All of the entries need to be written out again, exactly as they are.

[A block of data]
## START

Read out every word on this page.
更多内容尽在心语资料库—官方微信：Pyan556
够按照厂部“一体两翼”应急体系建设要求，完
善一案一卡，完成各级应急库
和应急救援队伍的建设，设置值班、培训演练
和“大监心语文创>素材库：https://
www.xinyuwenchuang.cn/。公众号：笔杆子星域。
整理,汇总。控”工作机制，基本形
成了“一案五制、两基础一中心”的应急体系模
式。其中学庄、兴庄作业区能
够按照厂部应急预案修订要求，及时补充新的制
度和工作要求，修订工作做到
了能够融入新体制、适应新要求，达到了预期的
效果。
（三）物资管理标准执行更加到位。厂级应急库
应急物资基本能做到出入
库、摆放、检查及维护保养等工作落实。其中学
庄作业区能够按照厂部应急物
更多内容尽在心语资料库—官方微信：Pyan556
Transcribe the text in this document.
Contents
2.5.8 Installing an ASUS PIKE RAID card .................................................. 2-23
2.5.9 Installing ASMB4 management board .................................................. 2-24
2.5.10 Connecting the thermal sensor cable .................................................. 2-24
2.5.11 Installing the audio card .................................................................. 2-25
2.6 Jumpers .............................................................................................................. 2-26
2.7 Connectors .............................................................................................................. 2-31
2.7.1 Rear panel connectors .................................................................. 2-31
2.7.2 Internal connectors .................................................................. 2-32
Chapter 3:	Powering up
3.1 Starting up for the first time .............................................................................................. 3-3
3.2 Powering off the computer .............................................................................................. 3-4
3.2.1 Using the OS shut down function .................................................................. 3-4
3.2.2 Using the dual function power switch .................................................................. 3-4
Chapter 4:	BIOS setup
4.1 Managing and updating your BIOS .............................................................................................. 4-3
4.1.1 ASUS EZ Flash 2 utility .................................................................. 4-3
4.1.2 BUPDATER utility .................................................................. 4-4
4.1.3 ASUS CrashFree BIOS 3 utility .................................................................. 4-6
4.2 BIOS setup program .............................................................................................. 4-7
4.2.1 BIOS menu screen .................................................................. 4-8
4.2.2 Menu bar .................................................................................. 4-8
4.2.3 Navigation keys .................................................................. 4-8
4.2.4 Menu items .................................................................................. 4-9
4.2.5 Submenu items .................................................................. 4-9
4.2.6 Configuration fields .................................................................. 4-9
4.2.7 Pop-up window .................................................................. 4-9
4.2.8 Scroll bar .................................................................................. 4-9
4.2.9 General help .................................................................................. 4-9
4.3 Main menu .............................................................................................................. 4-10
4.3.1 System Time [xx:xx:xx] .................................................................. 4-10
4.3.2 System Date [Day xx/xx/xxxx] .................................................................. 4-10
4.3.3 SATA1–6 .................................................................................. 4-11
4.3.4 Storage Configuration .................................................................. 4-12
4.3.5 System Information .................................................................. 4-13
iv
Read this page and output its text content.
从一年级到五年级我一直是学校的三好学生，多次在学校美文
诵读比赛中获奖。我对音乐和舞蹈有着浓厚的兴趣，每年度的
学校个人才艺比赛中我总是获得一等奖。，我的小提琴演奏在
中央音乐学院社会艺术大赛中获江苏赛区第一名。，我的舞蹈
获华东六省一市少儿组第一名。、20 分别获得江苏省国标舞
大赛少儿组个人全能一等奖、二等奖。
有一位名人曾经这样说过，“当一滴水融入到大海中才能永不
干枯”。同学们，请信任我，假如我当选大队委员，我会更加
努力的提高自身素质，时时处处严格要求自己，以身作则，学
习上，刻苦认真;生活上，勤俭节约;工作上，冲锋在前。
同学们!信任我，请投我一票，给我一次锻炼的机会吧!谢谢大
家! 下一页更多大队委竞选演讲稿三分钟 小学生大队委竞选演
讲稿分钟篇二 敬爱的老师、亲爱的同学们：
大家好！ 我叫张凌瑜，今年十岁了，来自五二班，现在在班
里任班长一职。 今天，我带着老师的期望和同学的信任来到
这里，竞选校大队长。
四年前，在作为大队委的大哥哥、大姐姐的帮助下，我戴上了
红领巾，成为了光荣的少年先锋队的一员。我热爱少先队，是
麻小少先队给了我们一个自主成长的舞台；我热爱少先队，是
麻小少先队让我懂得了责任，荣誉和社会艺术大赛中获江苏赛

## END

■ Finished task:
Read out every word on this page.
更多内容尽在心语资料库—官方微信：Pyan556
够按照厂部“一体两翼”应急体系建设要求，完
善一案一卡，完成各级应急库
和应急救援队伍的建设，设置值班、培训演练
和“大监心语文创>素材库：https://
www.xinyuwenchuang.cn/。公众号：笔杆子星域。
整理,汇总。控”工作机制，基本形
成了“一案五制、两基础一中心”的应急体系模
式。其中学庄、兴庄作业区能
够按照厂部应急预案修订要求，及时补充新的制
度和工作要求，修订工作做到
了能够融入新体制、适应新要求，达到了预期的
效果。
（三）物资管理标准执行更加到位。厂级应急库
应急物资基本能做到出入
库、摆放、检查及维护保养等工作落实。其中学
庄作业区能够按照厂部应急物
更多内容尽在心语资料库—官方微信：Pyan556
Transcribe the text in this document.
Contents
2.5.8 Installing an ASUS PIKE RAID card .................................................. 2-23
2.5.9 Installing ASMB4 management board .................................................. 2-24
2.5.10 Connecting the thermal sensor cable .................................................. 2-24
2.5.11 Installing the audio card .................................................................. 2-25
2.6 Jumpers .............................................................................................................. 2-26
2.7 Connectors .............................................................................................................. 2-31
2.7.1 Rear panel connectors .................................................................. 2-31
2.7.2 Internal connectors .................................................................. 2-32
Chapter 3:	Powering up
3.1 Starting up for the first time .............................................................................................. 3-3
3.2 Powering off the computer .............................................................................................. 3-4
3.2.1 Using the OS shut down function .................................................................. 3-4
3.2.2 Using the dual function power switch .................................................................. 3-4
Chapter 4:	BIOS setup
4.1 Managing and updating your BIOS .............................................................................................. 4-3
4.1.1 ASUS EZ Flash 2 utility .................................................................. 4-3
4.1.2 BUPDATER utility .................................................................. 4-4
4.1.3 ASUS CrashFree BIOS 3 utility .................................................................. 4-6
4.2 BIOS setup program .............................................................................................. 4-7
4.2.1 BIOS menu screen .................................................................. 4-8
4.2.2 Menu bar .................................................................................. 4-8
4.2.3 Navigation keys .................................................................. 4-8
4.2.4 Menu items .................................................................................. 4-9
4.2.5 Submenu items .................................................................. 4-9
4.2.6 Configuration fields .................................................................. 4-9
4.2.7 Pop-up window .................................................................. 4-9
4.2.8 Scroll bar .................................................................................. 4-9
4.2.9 General help .................................................................................. 4-9
4.3 Main menu .............................................................................................................. 4-10
4.3.1 System Time [xx:xx:xx] .................................................................. 4-10
4.3.2 System Date [Day xx/xx/xxxx] .................................................................. 4-10
4.3.3 SATA1–6 .................................................................................. 4-11
4.3.4 Storage Configuration .................................................................. 4-12
4.3.5 System Information .................................................................. 4-13
iv
Read this page and output its text content.
从一年级到五年级我一直是学校的三好学生，多次在学校美文
诵读比赛中获奖。我对音乐和舞蹈有着浓厚的兴趣，每年度的
学校个人才艺比赛中我总是获得一等奖。，我的小提琴演奏在
中央音乐学院社会艺术大赛中获江苏赛区第一名。，我的舞蹈
获华东六省一市少儿组第一名。、20 分别获得江苏省国标舞
大赛少儿组个人全能一等奖、二等奖。
有一位名人曾经这样说过，“当一滴水融入到大海中才能永不
干枯”。同学们，请信任我，假如我当选大队委员，我会更加
努力的提高自身素质，时时处处严格要求自己，以身作则，学
习上，刻苦认真;生活上，勤俭节约;工作上，冲锋在前。
同学们!信任我，请投我一票，给我一次锻炼的机会吧!谢谢大
家! 下一页更多大队委竞选演讲稿三分钟 小学生大队委竞选演
讲稿分钟篇二 敬爱的老师、亲爱的同学们：
大家好！ 我叫张凌瑜，今年十岁了，来自五二班，现在在班
里任班长一职。 今天，我带着老师的期望和同学的信任来到
这里，竞选校大队长。
四年前，在作为大队委的大哥哥、大姐姐的帮助下，我戴上了
红领巾，成为了光荣的少年先锋队的一员。我热爱少先队，是
麻小少先队给了我们一个自主成长的舞台；我热爱少先队，是
麻小少先队让我懂得了责任，荣誉和社会艺术大赛中获江苏赛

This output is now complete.